Short task 1: Name every method that the `cubic_spline_curve` class defines in the cubic spline curve text.
Short task 2: Extend the cubic spline curve text past the point where it stops.

For this, we define `cubic_spline_curve` class, whose `train_step` returns the objective function for geodesic and `compute_length` the (Riemannian) length of a spline curve.   
For your information, the definitions of `get_Identity_proj_Riemannian_metric` and `get_Fisher_proj_Riemannian_metric` can be found in `models/base_arch.py`.   
These compute the projection of Euclidean metric and Fisher information metric onto the latent space through decoder Jacobian.   
Complete `train_step` and `compute_length`.   

In [7]:
class cubic_spline_curve(torch.nn.Module):
    def __init__(self, z_i, z_f, mean_MED, k, device, metric_type, channels=2, lengths=2):
        super(cubic_spline_curve, self).__init__()
        self.channels = channels
        self.z_i = z_i.unsqueeze(0)
        self.z_f = z_f.unsqueeze(0)
        self.mean_MED = mean_MED
        self.k = k
        self.device = device
        self.metric_type = metric_type
        self.z = Parameter(
                    torch.cat(
                        [self.z_i + (self.z_f-self.z_i) * t / (lengths + 1) + torch.randn_like(self.z_i)*0.0 for t in range(1, lengths+1)], dim=0)
        )
        self.t_linspace = torch.linspace(0, 1, lengths + 2).to(self.device)

    def append(self):
        return torch.cat([self.z_i, self.z, self.z_f], dim=0)
    
    def spline_gen(self):
        coeffs = natural_cubic_spline_coeffs(self.t_linspace, self.append())
        spline = NaturalCubicSpline(coeffs)
        return spline
    
    def forward(self, t):
        out = self.spline_gen().evaluate(t)
        return out
    
    def velocity(self, t):
        out = self.spline_gen().derivative(t)
        return out
    
    def train_step(self, model, num_samples):
        t_samples = torch.rand(num_samples).to(self.device)
        z_samples = self(t_samples)
        if self.metric_type == 'identity':
            G = model.get_Identity_proj_Riemannian_metric(z_samples, create_graph=True)
        elif self.metric_type == 'information':
            G = model.get_Fisher_proj_Riemannian_metric(
                    z_samples, create_graph=True, sigma=self.mean_MED * self.k)
        else:
            raise ValueError

        z_dot_samples = self.velocity(t_samples)
        ######################## Your Code Here ###########################
        # TO DO: Define the loss function for the geodesic computation, using the Riemannian metrics G obtained above.
        # geodesic_loss should be a tensor consiting of a single real number.
        
        # geodesic_loss = ##### Your Code Here #####
        
        ###################################################################
        return geodesic_loss

    def compute_length(self, model, num_discretizations=100):
        t_samples = torch.linspace(0, 1, num_discretizations).to(self.device)

Given entries:
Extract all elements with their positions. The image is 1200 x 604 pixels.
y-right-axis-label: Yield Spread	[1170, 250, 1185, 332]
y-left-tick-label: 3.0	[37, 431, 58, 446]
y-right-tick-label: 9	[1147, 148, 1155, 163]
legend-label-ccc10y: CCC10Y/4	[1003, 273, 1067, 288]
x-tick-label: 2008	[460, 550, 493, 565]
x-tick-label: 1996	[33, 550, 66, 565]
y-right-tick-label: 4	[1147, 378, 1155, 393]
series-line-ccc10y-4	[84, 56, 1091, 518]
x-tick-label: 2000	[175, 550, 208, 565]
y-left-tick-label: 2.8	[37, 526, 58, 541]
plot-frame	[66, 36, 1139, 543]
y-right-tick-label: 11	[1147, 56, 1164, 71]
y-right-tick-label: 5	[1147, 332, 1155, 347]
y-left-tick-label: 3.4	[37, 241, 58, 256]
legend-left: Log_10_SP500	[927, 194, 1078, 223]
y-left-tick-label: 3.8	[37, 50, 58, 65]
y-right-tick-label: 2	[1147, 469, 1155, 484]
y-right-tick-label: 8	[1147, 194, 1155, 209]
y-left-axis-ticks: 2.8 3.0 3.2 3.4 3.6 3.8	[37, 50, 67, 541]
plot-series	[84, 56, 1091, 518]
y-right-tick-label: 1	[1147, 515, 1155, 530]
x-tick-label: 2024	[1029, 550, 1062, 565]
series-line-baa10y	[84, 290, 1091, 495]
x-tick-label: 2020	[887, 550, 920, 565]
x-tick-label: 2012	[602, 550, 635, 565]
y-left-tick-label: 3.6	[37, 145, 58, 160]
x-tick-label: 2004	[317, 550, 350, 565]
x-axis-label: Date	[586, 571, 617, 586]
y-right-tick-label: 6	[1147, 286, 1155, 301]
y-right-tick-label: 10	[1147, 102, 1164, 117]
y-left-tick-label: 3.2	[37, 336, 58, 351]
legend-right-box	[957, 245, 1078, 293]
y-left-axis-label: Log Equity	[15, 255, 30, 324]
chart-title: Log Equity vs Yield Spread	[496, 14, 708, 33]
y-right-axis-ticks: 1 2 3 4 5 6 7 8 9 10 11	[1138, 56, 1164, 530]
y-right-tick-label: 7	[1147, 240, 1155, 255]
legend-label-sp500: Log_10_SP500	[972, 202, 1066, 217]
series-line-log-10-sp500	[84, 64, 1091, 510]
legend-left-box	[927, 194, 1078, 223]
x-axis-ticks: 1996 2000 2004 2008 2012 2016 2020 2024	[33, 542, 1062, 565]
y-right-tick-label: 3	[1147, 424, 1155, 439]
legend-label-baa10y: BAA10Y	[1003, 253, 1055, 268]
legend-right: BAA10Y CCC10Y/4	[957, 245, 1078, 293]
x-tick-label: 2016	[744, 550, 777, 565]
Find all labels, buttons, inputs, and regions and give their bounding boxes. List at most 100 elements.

Response 1: `__init__`, `append`, `spline_gen`, `forward`, `velocity`, `train_step`, `compute_length`

Response 2:
        z_samples = self(t_samples)
        if self.metric_type == 'identity':
            G = model.get_Identity_proj_Riemannian_metric(z_samples, create_graph=False)
        elif self.metric_type == 'information':
            G = model.get_Fisher_proj_Riemannian_metric(
                    z_samples, create_graph=False, sigma=self.mean_MED * self.k)
        ######################## Your Code Here ###########################
        # TO DO: Compute the (Riemannian) length of the curve, using the Riemannian metrics G obtained above.
        # length should be a tensor consiting of a single real number.
        
        # length = ##### Your Code Here #####
        
        ###################################################################
        return length

#### Geodesic Interpolation with Euclidean Metric

In [None]:
# define curve and optimizer
model_curve_identity = cubic_spline_curve(z1, z2, mean_MED, k, device, 'identity', lengths = n_control_points).to(device)
optimizer = torch.optim.Adam(model_curve_identity.parameters(), lr=learning_rate)
for epoch in range(epoch_curve):
    optimizer.zero_grad()
    loss = model_curve_identity.train_step(model, num_samples)
    loss.backward()
    optimizer.step()
    if epoch % 100 == 0:
        length = model_curve_identity.compute_length(model)
        print(f'(identity_geodesic) Epoch {epoch}: loss = {loss.item()}: length = {length}')
t_samples = torch.linspace(0, 1, steps=20).to(device)
z_identity_interpolates = model_curve_identity(t_samples).detach().cpu()
x_identity_interpolates = model.decode(z_identity_interpolates.to(torch.float32).to(device))

In [None]:
# latent space visualization - geodesic interpolation with Euclidean metric 
f = plt.figure()
plt.scatter(Z[:,0].detach().cpu(), Z[:,1].detach().cpu(), c=color_3d/255.0)
plt.scatter(z1[0].detach().cpu(), z1[1].detach().cpu(), c='r', marker='*', s=200)
plt.scatter(z2[0].detach().cpu(), z2[1].detach().cpu(), c='r', marker='*', s=200)
plt.plot(
    z_identity_interpolates[:, 0].detach().cpu(), 
    z_identity_interpolates[:, 1].detach().cpu(), 
    c='k',
    linewidth=3.0
)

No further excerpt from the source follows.